**Aim of the task**
Repeat each record below exactly, dropping the pictures.

================================

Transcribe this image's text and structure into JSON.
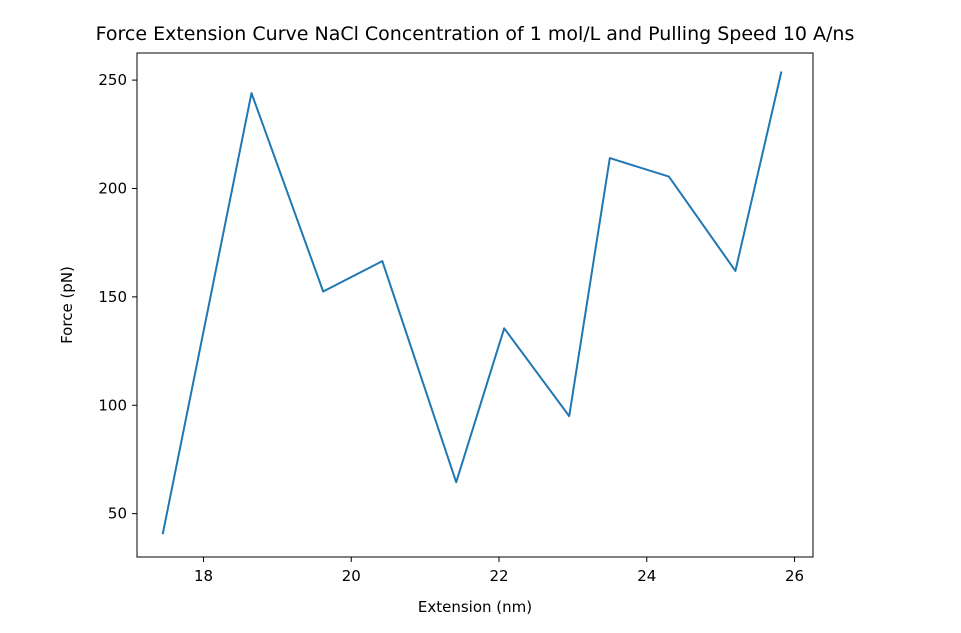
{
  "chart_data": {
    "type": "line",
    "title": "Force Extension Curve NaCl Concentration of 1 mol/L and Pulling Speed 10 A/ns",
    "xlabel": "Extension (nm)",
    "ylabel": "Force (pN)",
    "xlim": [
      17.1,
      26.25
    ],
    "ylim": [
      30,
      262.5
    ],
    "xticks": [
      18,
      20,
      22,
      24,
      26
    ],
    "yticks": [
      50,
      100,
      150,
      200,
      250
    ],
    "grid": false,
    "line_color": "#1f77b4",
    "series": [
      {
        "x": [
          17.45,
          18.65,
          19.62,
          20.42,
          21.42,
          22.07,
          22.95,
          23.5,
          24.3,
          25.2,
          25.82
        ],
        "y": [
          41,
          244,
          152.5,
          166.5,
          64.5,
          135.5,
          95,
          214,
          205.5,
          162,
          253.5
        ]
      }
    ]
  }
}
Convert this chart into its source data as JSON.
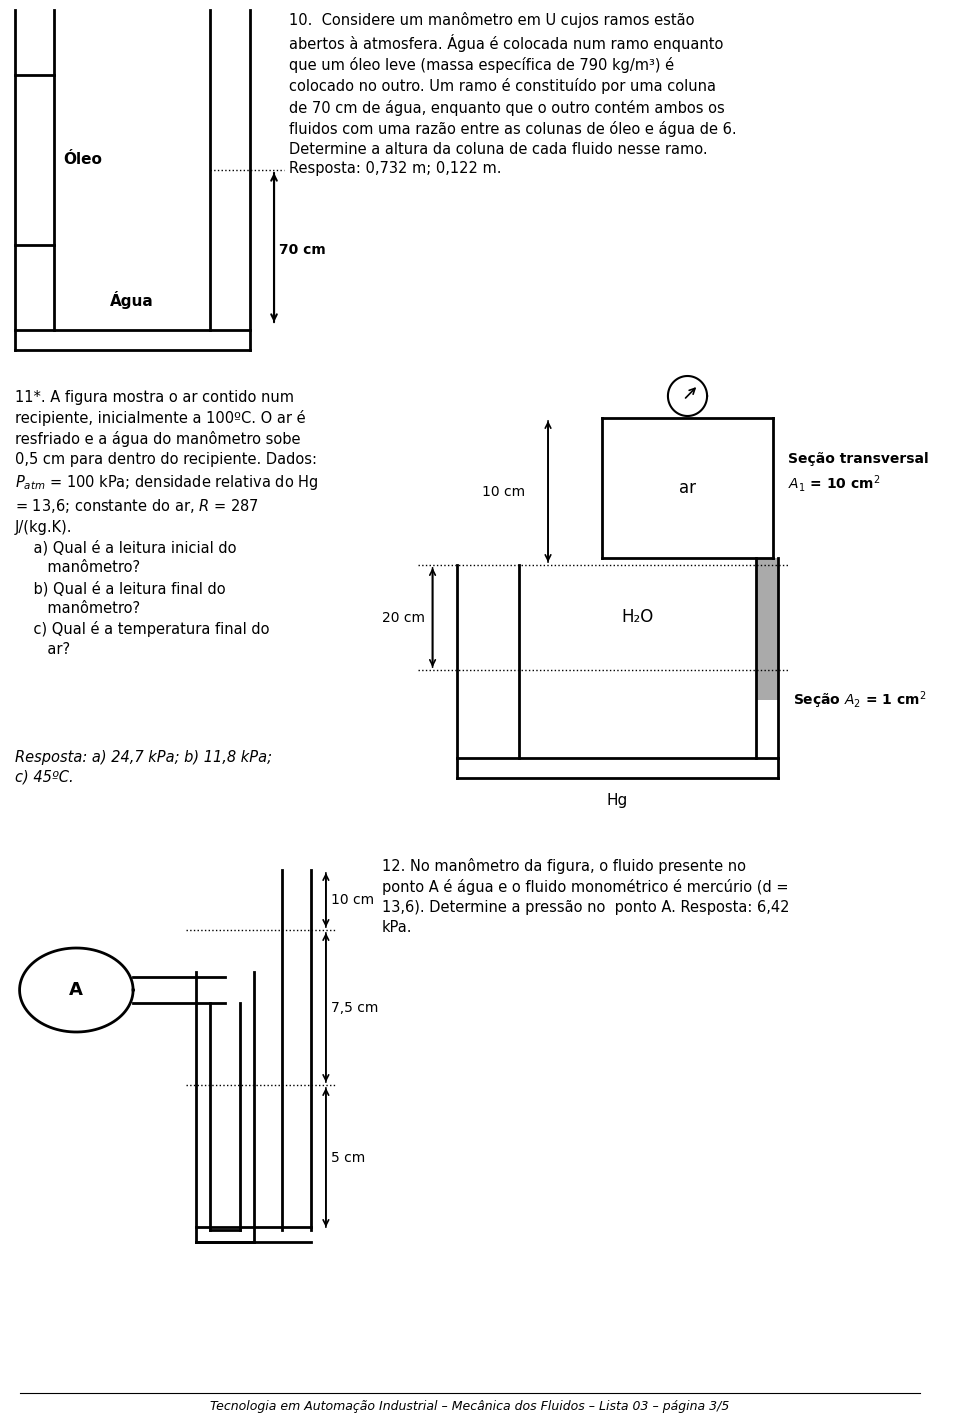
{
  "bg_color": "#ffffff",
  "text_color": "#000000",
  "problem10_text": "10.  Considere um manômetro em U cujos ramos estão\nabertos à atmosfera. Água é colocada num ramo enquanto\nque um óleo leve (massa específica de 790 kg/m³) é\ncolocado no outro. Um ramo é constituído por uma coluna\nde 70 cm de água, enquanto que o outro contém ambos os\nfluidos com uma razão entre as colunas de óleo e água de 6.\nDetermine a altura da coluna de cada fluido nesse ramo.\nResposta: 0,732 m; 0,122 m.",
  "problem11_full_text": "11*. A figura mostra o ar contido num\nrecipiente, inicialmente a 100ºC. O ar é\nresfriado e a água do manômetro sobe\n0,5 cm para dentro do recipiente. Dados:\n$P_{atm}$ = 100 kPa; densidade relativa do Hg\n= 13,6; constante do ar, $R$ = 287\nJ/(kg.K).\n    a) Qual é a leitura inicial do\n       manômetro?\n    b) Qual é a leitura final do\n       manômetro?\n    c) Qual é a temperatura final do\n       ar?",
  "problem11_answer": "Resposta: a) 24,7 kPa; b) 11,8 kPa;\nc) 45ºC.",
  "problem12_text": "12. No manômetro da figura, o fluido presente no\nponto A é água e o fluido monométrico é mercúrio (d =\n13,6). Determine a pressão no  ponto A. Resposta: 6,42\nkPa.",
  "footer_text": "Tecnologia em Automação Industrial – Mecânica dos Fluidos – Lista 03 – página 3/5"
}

================================

**Full solution**
Transcribe this image's text and structure into JSON.
{
  "chart_data": {
    "type": "line",
    "title": "Force Extension Curve NaCl Concentration of 1 mol/L and Pulling Speed 10 A/ns",
    "xlabel": "Extension (nm)",
    "ylabel": "Force (pN)",
    "xlim": [
      17.1,
      26.25
    ],
    "ylim": [
      30,
      262.5
    ],
    "xticks": [
      18,
      20,
      22,
      24,
      26
    ],
    "yticks": [
      50,
      100,
      150,
      200,
      250
    ],
    "grid": false,
    "line_color": "#1f77b4",
    "series": [
      {
        "x": [
          17.45,
          18.65,
          19.62,
          20.42,
          21.42,
          22.07,
          22.95,
          23.5,
          24.3,
          25.2,
          25.82
        ],
        "y": [
          41,
          244,
          152.5,
          166.5,
          64.5,
          135.5,
          95,
          214,
          205.5,
          162,
          253.5
        ]
      }
    ]
  }
}
Convert this chart into its source data as JSON.
{
  "bg_color": "#ffffff",
  "text_color": "#000000",
  "problem10_text": "10.  Considere um manômetro em U cujos ramos estão\nabertos à atmosfera. Água é colocada num ramo enquanto\nque um óleo leve (massa específica de 790 kg/m³) é\ncolocado no outro. Um ramo é constituído por uma coluna\nde 70 cm de água, enquanto que o outro contém ambos os\nfluidos com uma razão entre as colunas de óleo e água de 6.\nDetermine a altura da coluna de cada fluido nesse ramo.\nResposta: 0,732 m; 0,122 m.",
  "problem11_full_text": "11*. A figura mostra o ar contido num\nrecipiente, inicialmente a 100ºC. O ar é\nresfriado e a água do manômetro sobe\n0,5 cm para dentro do recipiente. Dados:\n$P_{atm}$ = 100 kPa; densidade relativa do Hg\n= 13,6; constante do ar, $R$ = 287\nJ/(kg.K).\n    a) Qual é a leitura inicial do\n       manômetro?\n    b) Qual é a leitura final do\n       manômetro?\n    c) Qual é a temperatura final do\n       ar?",
  "problem11_answer": "Resposta: a) 24,7 kPa; b) 11,8 kPa;\nc) 45ºC.",
  "problem12_text": "12. No manômetro da figura, o fluido presente no\nponto A é água e o fluido monométrico é mercúrio (d =\n13,6). Determine a pressão no  ponto A. Resposta: 6,42\nkPa.",
  "footer_text": "Tecnologia em Automação Industrial – Mecânica dos Fluidos – Lista 03 – página 3/5"
}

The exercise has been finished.